Short exercise:
Pull out each line of the records holding the string "would".

Input material:
┄┄┄┄┄┄┄┄┄┄┄┄┄┄┄┄┄┄┄┄

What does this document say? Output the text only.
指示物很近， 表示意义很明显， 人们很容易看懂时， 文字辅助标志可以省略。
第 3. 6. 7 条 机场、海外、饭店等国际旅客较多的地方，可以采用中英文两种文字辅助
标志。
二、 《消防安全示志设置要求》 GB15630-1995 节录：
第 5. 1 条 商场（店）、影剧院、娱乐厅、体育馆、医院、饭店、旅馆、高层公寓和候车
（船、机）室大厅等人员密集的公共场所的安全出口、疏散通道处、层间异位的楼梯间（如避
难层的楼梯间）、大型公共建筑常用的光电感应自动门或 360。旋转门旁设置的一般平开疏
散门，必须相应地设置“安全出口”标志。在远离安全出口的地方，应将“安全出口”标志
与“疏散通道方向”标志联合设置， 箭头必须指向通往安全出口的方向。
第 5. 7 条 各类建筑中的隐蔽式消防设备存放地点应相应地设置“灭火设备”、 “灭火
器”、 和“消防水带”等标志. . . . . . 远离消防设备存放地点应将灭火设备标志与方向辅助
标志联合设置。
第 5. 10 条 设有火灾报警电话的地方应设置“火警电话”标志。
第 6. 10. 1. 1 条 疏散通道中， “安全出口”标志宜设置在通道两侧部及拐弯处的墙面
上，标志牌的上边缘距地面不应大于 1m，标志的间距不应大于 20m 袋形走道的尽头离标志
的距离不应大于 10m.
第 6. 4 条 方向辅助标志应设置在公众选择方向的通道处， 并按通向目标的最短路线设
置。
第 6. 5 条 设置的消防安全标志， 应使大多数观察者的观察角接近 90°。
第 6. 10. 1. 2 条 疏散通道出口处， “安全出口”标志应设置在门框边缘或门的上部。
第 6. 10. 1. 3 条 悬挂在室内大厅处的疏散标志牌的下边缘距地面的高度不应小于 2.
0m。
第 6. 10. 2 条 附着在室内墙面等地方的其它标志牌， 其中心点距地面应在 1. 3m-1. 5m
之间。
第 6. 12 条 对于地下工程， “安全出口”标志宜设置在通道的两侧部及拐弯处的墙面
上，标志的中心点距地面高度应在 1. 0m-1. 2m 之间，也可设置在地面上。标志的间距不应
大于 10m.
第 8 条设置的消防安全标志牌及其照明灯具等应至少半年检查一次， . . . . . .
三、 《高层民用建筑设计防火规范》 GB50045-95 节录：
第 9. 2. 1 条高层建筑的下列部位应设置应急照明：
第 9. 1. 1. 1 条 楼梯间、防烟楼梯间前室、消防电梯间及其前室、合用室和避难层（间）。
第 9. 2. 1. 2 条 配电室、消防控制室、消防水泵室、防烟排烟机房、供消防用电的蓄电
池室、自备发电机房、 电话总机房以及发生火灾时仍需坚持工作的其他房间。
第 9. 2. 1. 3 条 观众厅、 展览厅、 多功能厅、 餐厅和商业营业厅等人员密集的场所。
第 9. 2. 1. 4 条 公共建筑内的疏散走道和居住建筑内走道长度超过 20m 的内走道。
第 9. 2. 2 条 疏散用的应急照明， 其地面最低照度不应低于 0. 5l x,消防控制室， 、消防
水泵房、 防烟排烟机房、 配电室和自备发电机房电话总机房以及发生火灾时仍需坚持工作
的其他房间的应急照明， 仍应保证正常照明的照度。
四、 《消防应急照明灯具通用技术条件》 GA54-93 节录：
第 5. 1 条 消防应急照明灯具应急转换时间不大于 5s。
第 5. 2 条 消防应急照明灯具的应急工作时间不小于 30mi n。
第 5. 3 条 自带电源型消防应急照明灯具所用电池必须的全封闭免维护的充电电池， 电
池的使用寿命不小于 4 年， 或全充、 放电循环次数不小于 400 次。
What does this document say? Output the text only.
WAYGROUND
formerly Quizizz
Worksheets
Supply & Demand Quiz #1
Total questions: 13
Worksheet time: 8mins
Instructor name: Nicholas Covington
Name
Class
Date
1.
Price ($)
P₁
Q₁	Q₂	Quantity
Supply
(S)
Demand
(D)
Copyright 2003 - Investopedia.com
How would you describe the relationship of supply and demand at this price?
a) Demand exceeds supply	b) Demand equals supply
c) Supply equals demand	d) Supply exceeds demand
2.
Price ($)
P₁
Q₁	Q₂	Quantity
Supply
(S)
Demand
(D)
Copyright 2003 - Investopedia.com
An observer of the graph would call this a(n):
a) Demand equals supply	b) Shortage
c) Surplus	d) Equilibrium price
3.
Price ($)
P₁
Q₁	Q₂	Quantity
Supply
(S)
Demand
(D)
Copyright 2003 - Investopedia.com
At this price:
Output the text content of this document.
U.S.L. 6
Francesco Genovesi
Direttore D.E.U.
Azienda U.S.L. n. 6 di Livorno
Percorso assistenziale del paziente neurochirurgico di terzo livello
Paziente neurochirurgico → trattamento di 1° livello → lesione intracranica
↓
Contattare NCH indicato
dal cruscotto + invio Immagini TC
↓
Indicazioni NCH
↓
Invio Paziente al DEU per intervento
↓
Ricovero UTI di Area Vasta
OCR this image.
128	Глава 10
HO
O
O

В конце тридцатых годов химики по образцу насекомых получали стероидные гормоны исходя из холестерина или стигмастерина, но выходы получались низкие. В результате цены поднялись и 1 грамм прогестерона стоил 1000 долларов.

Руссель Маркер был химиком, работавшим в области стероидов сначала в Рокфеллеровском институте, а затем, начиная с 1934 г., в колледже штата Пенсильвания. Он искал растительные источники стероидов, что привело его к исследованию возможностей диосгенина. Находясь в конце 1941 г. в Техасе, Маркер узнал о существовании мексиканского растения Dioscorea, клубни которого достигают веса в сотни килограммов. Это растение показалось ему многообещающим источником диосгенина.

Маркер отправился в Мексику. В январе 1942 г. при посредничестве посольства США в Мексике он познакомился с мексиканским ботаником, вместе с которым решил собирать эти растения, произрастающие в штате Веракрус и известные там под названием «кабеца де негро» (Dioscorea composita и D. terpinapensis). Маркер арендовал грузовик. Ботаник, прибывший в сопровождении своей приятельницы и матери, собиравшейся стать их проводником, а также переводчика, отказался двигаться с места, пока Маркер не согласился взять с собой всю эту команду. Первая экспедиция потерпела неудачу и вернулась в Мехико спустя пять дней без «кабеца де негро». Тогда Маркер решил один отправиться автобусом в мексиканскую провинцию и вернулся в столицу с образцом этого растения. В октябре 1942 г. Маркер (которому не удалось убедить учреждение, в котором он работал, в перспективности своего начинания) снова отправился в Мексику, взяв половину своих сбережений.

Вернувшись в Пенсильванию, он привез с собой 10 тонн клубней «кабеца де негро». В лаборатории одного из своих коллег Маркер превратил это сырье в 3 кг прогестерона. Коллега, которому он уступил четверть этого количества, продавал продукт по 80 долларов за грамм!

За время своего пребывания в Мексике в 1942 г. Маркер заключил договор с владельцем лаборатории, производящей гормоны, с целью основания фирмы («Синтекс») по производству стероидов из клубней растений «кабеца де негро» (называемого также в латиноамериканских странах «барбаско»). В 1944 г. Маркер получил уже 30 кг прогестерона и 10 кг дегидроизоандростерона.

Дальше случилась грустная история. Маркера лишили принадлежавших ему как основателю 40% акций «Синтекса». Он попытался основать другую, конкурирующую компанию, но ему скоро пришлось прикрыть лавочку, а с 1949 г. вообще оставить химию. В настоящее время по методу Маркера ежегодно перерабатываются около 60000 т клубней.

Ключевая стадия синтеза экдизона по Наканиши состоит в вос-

┄┄┄┄┄┄┄┄┄┄┄┄┄┄┄┄┄┄┄┄

Output:
How would you describe the relationship of supply and demand at this price?
An observer of the graph would call this a(n):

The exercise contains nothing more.